PROVIDED DATA:
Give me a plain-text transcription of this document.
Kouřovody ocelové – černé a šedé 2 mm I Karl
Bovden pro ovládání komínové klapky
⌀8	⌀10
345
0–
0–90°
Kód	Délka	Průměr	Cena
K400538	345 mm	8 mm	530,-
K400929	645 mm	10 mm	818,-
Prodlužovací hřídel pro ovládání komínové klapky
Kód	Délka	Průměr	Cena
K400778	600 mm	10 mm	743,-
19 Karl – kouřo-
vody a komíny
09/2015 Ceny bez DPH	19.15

GIVEN PROBLEM: Copy out all of the data exactly, leaving nothing out.

FINISHED EXERCISE:
Give me a plain-text transcription of this document.
Kouřovody ocelové – černé a šedé 2 mm I Karl
Bovden pro ovládání komínové klapky
⌀8	⌀10
345
0–
0–90°
Kód	Délka	Průměr	Cena
K400538	345 mm	8 mm	530,-
K400929	645 mm	10 mm	818,-
Prodlužovací hřídel pro ovládání komínové klapky
Kód	Délka	Průměr	Cena
K400778	600 mm	10 mm	743,-
19 Karl – kouřo-
vody a komíny
09/2015 Ceny bez DPH	19.15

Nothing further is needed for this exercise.